▶ _Work required_:
Write out the records below word for word, please.

▶ _Record extracts_:
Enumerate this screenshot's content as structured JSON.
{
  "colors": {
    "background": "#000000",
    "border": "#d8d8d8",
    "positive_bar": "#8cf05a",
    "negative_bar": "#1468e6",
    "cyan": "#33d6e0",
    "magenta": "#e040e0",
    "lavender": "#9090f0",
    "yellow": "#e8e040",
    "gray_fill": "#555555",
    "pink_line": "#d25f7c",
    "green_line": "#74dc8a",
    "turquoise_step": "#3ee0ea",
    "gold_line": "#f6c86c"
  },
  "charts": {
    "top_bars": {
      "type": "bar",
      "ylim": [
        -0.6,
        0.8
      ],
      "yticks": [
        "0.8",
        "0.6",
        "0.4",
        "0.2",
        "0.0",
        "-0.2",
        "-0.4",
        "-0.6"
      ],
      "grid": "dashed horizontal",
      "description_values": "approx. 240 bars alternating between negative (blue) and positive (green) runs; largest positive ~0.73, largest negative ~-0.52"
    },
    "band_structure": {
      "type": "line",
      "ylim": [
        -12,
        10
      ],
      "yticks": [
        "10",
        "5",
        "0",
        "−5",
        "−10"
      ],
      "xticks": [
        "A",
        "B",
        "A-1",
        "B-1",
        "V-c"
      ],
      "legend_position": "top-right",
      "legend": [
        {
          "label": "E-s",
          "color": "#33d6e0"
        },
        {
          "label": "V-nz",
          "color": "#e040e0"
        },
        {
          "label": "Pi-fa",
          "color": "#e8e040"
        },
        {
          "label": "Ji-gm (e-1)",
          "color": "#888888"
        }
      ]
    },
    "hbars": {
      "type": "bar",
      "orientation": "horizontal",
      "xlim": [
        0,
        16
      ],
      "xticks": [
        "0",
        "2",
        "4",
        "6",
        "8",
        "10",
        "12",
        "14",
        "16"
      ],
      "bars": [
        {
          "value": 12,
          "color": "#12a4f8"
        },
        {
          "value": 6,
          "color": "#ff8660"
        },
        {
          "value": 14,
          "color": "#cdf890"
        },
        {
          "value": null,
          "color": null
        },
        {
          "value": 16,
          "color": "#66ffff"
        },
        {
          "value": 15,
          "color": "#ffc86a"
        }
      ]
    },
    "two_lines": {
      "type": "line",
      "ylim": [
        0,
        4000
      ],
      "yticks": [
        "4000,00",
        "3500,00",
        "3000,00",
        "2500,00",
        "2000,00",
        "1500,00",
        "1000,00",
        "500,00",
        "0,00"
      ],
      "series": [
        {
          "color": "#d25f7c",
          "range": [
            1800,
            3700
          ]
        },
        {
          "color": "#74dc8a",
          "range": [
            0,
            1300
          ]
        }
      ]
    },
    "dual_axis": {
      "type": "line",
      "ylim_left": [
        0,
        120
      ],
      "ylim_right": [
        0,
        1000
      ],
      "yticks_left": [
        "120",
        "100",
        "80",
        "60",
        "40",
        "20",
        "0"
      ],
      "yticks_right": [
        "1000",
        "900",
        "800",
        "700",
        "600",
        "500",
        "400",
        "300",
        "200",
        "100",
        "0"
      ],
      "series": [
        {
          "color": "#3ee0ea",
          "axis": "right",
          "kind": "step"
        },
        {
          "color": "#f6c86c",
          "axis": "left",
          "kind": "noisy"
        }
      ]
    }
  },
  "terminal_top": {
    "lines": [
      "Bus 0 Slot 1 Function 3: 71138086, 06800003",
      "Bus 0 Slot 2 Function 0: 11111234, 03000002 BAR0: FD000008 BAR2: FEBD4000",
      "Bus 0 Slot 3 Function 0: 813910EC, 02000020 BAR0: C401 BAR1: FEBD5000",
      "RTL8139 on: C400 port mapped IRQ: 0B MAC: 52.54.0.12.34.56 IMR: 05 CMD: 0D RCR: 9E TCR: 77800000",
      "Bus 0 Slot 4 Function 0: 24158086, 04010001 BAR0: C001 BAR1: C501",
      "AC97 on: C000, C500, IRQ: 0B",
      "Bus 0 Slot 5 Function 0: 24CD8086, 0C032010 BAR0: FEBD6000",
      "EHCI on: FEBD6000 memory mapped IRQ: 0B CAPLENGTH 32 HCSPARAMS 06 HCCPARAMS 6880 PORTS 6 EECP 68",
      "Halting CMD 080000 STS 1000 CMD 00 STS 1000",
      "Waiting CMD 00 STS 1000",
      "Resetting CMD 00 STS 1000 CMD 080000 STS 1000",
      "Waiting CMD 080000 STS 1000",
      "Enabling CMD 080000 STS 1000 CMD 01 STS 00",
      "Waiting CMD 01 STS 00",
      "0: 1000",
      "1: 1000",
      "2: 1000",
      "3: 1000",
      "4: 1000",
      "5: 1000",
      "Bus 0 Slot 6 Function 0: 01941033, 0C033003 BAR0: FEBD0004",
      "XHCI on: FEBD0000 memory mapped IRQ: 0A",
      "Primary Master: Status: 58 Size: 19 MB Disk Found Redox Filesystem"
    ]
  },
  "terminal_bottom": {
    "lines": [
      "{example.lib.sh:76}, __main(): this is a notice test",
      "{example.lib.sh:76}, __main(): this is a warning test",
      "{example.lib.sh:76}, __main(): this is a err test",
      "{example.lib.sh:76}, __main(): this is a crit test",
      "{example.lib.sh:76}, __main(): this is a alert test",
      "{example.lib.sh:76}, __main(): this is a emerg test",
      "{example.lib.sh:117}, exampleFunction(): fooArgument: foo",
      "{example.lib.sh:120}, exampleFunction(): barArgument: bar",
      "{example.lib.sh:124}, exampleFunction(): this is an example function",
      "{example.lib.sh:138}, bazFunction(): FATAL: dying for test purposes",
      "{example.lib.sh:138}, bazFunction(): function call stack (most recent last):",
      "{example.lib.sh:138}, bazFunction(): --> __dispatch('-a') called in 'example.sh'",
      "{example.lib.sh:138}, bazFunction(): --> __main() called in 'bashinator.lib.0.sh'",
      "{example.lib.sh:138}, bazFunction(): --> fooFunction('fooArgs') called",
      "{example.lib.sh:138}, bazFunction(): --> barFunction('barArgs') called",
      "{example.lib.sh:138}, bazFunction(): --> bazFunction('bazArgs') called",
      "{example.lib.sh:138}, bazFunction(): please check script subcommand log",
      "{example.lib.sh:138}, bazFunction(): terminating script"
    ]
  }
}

▶ _The output_:
Enumerate this screenshot's content as structured JSON.
{
  "colors": {
    "background": "#000000",
    "border": "#d8d8d8",
    "positive_bar": "#8cf05a",
    "negative_bar": "#1468e6",
    "cyan": "#33d6e0",
    "magenta": "#e040e0",
    "lavender": "#9090f0",
    "yellow": "#e8e040",
    "gray_fill": "#555555",
    "pink_line": "#d25f7c",
    "green_line": "#74dc8a",
    "turquoise_step": "#3ee0ea",
    "gold_line": "#f6c86c"
  },
  "charts": {
    "top_bars": {
      "type": "bar",
      "ylim": [
        -0.6,
        0.8
      ],
      "yticks": [
        "0.8",
        "0.6",
        "0.4",
        "0.2",
        "0.0",
        "-0.2",
        "-0.4",
        "-0.6"
      ],
      "grid": "dashed horizontal",
      "description_values": "approx. 240 bars alternating between negative (blue) and positive (green) runs; largest positive ~0.73, largest negative ~-0.52"
    },
    "band_structure": {
      "type": "line",
      "ylim": [
        -12,
        10
      ],
      "yticks": [
        "10",
        "5",
        "0",
        "−5",
        "−10"
      ],
      "xticks": [
        "A",
        "B",
        "A-1",
        "B-1",
        "V-c"
      ],
      "legend_position": "top-right",
      "legend": [
        {
          "label": "E-s",
          "color": "#33d6e0"
        },
        {
          "label": "V-nz",
          "color": "#e040e0"
        },
        {
          "label": "Pi-fa",
          "color": "#e8e040"
        },
        {
          "label": "Ji-gm (e-1)",
          "color": "#888888"
        }
      ]
    },
    "hbars": {
      "type": "bar",
      "orientation": "horizontal",
      "xlim": [
        0,
        16
      ],
      "xticks": [
        "0",
        "2",
        "4",
        "6",
        "8",
        "10",
        "12",
        "14",
        "16"
      ],
      "bars": [
        {
          "value": 12,
          "color": "#12a4f8"
        },
        {
          "value": 6,
          "color": "#ff8660"
        },
        {
          "value": 14,
          "color": "#cdf890"
        },
        {
          "value": null,
          "color": null
        },
        {
          "value": 16,
          "color": "#66ffff"
        },
        {
          "value": 15,
          "color": "#ffc86a"
        }
      ]
    },
    "two_lines": {
      "type": "line",
      "ylim": [
        0,
        4000
      ],
      "yticks": [
        "4000,00",
        "3500,00",
        "3000,00",
        "2500,00",
        "2000,00",
        "1500,00",
        "1000,00",
        "500,00",
        "0,00"
      ],
      "series": [
        {
          "color": "#d25f7c",
          "range": [
            1800,
            3700
          ]
        },
        {
          "color": "#74dc8a",
          "range": [
            0,
            1300
          ]
        }
      ]
    },
    "dual_axis": {
      "type": "line",
      "ylim_left": [
        0,
        120
      ],
      "ylim_right": [
        0,
        1000
      ],
      "yticks_left": [
        "120",
        "100",
        "80",
        "60",
        "40",
        "20",
        "0"
      ],
      "yticks_right": [
        "1000",
        "900",
        "800",
        "700",
        "600",
        "500",
        "400",
        "300",
        "200",
        "100",
        "0"
      ],
      "series": [
        {
          "color": "#3ee0ea",
          "axis": "right",
          "kind": "step"
        },
        {
          "color": "#f6c86c",
          "axis": "left",
          "kind": "noisy"
        }
      ]
    }
  },
  "terminal_top": {
    "lines": [
      "Bus 0 Slot 1 Function 3: 71138086, 06800003",
      "Bus 0 Slot 2 Function 0: 11111234, 03000002 BAR0: FD000008 BAR2: FEBD4000",
      "Bus 0 Slot 3 Function 0: 813910EC, 02000020 BAR0: C401 BAR1: FEBD5000",
      "RTL8139 on: C400 port mapped IRQ: 0B MAC: 52.54.0.12.34.56 IMR: 05 CMD: 0D RCR: 9E TCR: 77800000",
      "Bus 0 Slot 4 Function 0: 24158086, 04010001 BAR0: C001 BAR1: C501",
      "AC97 on: C000, C500, IRQ: 0B",
      "Bus 0 Slot 5 Function 0: 24CD8086, 0C032010 BAR0: FEBD6000",
      "EHCI on: FEBD6000 memory mapped IRQ: 0B CAPLENGTH 32 HCSPARAMS 06 HCCPARAMS 6880 PORTS 6 EECP 68",
      "Halting CMD 080000 STS 1000 CMD 00 STS 1000",
      "Waiting CMD 00 STS 1000",
      "Resetting CMD 00 STS 1000 CMD 080000 STS 1000",
      "Waiting CMD 080000 STS 1000",
      "Enabling CMD 080000 STS 1000 CMD 01 STS 00",
      "Waiting CMD 01 STS 00",
      "0: 1000",
      "1: 1000",
      "2: 1000",
      "3: 1000",
      "4: 1000",
      "5: 1000",
      "Bus 0 Slot 6 Function 0: 01941033, 0C033003 BAR0: FEBD0004",
      "XHCI on: FEBD0000 memory mapped IRQ: 0A",
      "Primary Master: Status: 58 Size: 19 MB Disk Found Redox Filesystem"
    ]
  },
  "terminal_bottom": {
    "lines": [
      "{example.lib.sh:76}, __main(): this is a notice test",
      "{example.lib.sh:76}, __main(): this is a warning test",
      "{example.lib.sh:76}, __main(): this is a err test",
      "{example.lib.sh:76}, __main(): this is a crit test",
      "{example.lib.sh:76}, __main(): this is a alert test",
      "{example.lib.sh:76}, __main(): this is a emerg test",
      "{example.lib.sh:117}, exampleFunction(): fooArgument: foo",
      "{example.lib.sh:120}, exampleFunction(): barArgument: bar",
      "{example.lib.sh:124}, exampleFunction(): this is an example function",
      "{example.lib.sh:138}, bazFunction(): FATAL: dying for test purposes",
      "{example.lib.sh:138}, bazFunction(): function call stack (most recent last):",
      "{example.lib.sh:138}, bazFunction(): --> __dispatch('-a') called in 'example.sh'",
      "{example.lib.sh:138}, bazFunction(): --> __main() called in 'bashinator.lib.0.sh'",
      "{example.lib.sh:138}, bazFunction(): --> fooFunction('fooArgs') called",
      "{example.lib.sh:138}, bazFunction(): --> barFunction('barArgs') called",
      "{example.lib.sh:138}, bazFunction(): --> bazFunction('bazArgs') called",
      "{example.lib.sh:138}, bazFunction(): please check script subcommand log",
      "{example.lib.sh:138}, bazFunction(): terminating script"
    ]
  }
}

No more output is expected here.